▶ _Instructions to follow_: Check every line of the data below for the string "Hilux", and copy the ones that hold it.

Stored data:
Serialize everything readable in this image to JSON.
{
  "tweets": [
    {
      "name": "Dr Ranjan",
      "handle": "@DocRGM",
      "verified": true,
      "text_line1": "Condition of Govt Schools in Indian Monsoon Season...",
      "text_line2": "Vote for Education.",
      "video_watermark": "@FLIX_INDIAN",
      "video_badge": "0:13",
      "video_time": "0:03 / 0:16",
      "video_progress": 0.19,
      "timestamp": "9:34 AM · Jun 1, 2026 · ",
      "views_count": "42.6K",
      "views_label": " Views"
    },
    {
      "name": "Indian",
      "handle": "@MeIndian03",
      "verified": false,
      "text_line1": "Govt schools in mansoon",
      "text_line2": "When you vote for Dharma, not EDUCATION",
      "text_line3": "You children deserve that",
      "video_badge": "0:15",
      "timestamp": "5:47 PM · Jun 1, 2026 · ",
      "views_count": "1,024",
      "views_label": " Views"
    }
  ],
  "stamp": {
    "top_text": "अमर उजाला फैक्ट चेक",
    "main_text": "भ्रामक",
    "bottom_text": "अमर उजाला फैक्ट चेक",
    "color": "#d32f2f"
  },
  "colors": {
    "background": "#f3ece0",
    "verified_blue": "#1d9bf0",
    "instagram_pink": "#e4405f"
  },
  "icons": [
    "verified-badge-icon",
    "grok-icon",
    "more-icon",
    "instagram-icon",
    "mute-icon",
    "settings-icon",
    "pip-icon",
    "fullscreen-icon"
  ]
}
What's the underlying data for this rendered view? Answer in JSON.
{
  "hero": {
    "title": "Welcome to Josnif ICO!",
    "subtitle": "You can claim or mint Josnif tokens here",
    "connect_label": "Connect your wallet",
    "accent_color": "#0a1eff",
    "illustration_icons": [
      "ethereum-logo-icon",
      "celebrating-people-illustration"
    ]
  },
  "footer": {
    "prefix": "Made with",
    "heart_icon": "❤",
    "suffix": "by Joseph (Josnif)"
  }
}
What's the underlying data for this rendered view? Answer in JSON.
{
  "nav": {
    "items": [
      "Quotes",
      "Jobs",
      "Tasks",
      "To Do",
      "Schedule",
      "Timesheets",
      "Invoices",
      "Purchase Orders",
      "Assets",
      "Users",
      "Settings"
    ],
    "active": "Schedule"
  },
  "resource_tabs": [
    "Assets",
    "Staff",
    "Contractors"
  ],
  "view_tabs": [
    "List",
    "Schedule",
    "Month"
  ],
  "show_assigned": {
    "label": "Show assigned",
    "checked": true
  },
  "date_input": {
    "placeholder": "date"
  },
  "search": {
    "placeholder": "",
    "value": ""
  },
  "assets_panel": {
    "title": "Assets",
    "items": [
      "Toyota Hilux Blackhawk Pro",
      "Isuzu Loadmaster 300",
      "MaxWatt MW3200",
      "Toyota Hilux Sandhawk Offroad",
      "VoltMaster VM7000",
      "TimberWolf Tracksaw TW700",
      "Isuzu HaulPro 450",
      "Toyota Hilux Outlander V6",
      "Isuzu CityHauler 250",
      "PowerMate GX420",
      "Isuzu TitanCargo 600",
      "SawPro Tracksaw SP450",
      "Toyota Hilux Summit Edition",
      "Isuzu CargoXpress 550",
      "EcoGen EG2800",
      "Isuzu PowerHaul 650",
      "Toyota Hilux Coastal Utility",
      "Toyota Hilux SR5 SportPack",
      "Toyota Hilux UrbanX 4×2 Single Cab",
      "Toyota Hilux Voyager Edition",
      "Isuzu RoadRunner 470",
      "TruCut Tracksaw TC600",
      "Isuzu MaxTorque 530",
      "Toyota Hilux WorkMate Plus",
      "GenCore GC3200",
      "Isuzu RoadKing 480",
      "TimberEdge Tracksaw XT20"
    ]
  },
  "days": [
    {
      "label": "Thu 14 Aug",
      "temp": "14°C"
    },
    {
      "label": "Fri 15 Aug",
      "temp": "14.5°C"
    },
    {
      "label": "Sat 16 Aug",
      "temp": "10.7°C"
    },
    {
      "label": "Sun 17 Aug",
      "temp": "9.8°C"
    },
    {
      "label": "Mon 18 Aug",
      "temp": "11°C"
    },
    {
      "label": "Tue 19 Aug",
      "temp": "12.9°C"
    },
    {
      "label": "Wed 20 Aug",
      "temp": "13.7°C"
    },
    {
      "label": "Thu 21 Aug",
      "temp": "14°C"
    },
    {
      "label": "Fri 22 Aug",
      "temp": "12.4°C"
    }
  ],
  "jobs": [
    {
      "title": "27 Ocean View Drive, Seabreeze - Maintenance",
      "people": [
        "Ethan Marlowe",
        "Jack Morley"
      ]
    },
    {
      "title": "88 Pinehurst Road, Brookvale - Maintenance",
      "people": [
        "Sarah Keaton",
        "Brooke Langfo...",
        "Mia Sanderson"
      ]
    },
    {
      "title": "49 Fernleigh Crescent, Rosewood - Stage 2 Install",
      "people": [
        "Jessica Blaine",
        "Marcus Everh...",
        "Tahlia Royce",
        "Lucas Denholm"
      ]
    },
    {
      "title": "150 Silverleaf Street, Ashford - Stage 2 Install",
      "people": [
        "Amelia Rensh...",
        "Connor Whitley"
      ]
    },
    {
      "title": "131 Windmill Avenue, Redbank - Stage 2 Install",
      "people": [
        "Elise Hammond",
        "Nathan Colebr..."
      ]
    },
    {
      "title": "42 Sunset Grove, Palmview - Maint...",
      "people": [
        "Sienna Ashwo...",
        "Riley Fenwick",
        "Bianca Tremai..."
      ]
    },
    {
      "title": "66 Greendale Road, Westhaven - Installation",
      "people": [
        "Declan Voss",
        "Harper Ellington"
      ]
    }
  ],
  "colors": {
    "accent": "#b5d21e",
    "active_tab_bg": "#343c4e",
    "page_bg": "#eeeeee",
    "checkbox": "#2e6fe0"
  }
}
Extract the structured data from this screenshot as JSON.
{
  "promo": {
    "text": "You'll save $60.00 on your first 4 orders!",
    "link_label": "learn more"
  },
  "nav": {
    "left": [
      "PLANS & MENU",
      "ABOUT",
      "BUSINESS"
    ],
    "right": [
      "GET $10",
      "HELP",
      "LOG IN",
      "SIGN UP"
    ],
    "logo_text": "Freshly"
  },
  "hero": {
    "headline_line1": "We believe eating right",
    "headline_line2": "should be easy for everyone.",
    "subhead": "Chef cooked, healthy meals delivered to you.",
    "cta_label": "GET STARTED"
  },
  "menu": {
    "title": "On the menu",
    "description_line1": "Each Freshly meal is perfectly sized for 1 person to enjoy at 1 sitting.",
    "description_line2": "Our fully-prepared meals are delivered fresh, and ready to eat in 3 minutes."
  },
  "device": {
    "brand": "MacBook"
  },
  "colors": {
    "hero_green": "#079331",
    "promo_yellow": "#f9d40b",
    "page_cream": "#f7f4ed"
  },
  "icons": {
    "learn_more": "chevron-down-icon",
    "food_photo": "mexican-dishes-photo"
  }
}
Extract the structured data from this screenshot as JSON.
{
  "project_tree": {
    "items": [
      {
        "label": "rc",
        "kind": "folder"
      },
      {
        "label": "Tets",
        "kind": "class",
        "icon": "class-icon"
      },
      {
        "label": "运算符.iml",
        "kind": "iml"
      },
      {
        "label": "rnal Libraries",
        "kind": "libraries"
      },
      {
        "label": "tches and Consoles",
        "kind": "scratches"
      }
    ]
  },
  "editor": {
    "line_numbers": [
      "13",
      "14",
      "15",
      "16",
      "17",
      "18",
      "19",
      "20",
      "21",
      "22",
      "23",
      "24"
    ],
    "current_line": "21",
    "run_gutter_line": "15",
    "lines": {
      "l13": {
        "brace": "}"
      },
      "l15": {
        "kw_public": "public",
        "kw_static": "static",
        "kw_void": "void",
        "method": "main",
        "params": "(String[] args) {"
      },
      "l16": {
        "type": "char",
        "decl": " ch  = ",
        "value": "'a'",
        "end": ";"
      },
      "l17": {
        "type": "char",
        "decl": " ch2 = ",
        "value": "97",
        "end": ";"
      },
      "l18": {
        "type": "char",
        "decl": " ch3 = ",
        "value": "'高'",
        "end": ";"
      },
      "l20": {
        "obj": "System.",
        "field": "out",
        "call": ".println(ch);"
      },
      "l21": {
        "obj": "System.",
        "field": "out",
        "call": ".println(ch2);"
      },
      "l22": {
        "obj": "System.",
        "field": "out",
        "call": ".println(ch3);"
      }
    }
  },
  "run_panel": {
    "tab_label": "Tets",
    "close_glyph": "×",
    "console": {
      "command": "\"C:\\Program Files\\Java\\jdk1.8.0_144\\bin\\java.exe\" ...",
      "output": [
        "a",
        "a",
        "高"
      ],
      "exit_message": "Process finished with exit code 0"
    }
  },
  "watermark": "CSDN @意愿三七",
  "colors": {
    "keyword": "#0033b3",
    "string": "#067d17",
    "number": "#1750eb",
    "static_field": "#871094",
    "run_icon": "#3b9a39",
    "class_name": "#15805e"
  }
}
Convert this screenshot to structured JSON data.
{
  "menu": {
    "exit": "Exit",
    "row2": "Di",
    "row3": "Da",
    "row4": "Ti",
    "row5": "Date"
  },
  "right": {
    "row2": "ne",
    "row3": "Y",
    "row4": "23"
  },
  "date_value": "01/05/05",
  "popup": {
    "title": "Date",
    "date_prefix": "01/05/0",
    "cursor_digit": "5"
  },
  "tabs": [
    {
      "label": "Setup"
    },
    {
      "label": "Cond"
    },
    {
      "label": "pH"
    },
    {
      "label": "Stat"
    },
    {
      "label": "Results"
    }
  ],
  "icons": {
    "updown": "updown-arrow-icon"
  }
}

▶ _Complete response_:
      "Toyota Hilux Blackhawk Pro",
      "Toyota Hilux Sandhawk Offroad",
      "Toyota Hilux Outlander V6",
      "Toyota Hilux Summit Edition",
      "Toyota Hilux Coastal Utility",
      "Toyota Hilux SR5 SportPack",
      "Toyota Hilux UrbanX 4×2 Single Cab",
      "Toyota Hilux Voyager Edition",
      "Toyota Hilux WorkMate Plus",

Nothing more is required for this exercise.